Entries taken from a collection
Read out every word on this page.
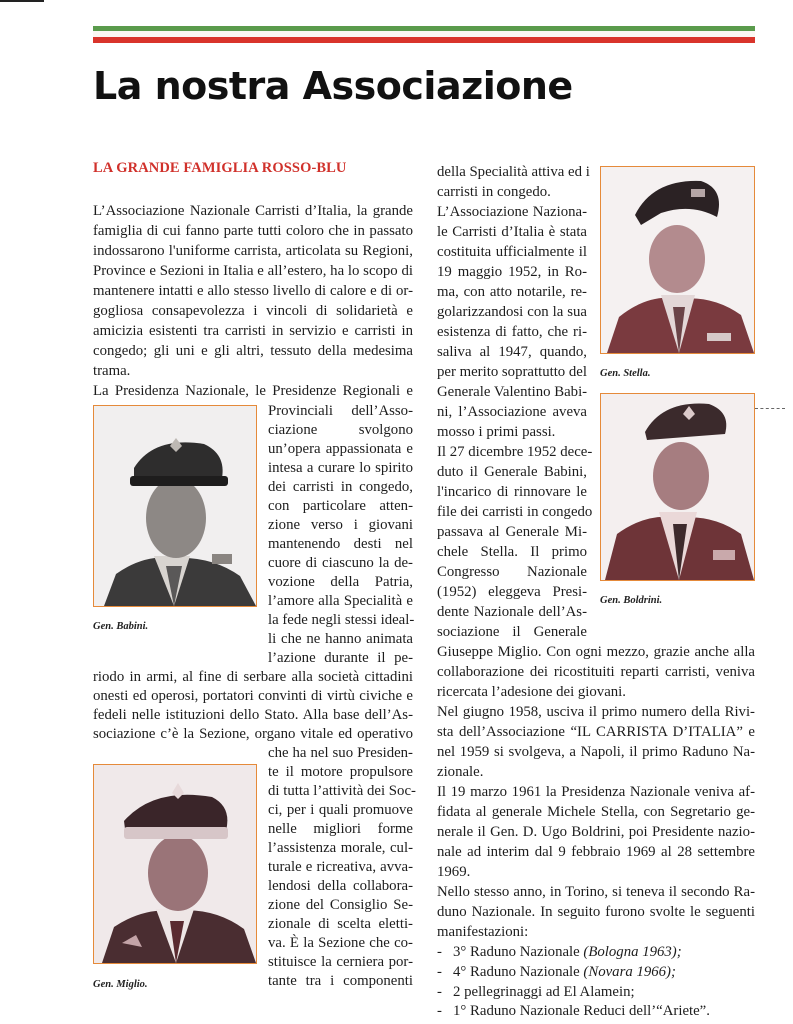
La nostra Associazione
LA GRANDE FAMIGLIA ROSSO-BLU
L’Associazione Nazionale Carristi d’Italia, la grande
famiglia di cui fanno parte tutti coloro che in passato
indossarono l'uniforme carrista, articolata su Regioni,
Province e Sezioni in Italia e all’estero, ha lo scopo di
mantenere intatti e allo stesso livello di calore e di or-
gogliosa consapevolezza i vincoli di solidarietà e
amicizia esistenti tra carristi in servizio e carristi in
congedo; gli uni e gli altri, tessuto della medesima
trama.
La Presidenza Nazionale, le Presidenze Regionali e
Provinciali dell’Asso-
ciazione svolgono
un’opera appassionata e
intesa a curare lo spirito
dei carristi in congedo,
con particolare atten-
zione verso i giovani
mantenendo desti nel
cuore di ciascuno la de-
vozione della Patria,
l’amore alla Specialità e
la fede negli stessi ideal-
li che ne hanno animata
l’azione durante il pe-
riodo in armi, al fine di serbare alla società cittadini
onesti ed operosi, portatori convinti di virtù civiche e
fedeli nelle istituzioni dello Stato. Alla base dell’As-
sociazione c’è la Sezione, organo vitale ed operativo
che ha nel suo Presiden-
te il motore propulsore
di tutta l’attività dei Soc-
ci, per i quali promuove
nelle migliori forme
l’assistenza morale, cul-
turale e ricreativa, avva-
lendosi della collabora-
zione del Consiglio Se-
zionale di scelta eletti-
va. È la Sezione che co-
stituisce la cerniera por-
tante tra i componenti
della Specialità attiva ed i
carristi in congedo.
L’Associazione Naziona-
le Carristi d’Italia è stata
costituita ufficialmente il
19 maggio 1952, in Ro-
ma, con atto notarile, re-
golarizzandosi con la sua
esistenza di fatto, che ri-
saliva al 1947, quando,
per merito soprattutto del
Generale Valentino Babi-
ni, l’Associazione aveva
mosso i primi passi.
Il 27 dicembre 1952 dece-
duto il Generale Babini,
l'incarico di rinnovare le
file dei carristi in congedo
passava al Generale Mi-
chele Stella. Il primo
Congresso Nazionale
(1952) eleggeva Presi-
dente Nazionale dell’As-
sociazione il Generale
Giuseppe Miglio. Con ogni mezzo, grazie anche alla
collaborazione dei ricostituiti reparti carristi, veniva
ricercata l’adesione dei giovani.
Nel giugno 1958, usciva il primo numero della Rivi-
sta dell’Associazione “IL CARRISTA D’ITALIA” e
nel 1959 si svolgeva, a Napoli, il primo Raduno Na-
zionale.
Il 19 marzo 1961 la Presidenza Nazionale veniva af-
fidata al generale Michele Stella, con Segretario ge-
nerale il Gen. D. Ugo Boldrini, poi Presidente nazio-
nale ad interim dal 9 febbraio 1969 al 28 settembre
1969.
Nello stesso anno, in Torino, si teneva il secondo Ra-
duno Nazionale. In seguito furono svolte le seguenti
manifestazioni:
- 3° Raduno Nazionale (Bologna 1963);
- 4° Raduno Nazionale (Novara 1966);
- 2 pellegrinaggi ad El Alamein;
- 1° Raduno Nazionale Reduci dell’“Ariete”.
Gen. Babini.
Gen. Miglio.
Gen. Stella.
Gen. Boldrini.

• **WORK REQUIRED**: State how many lines above include the word "Presidenza", and nothing more.

• **COMPLETE ANSWER**: 2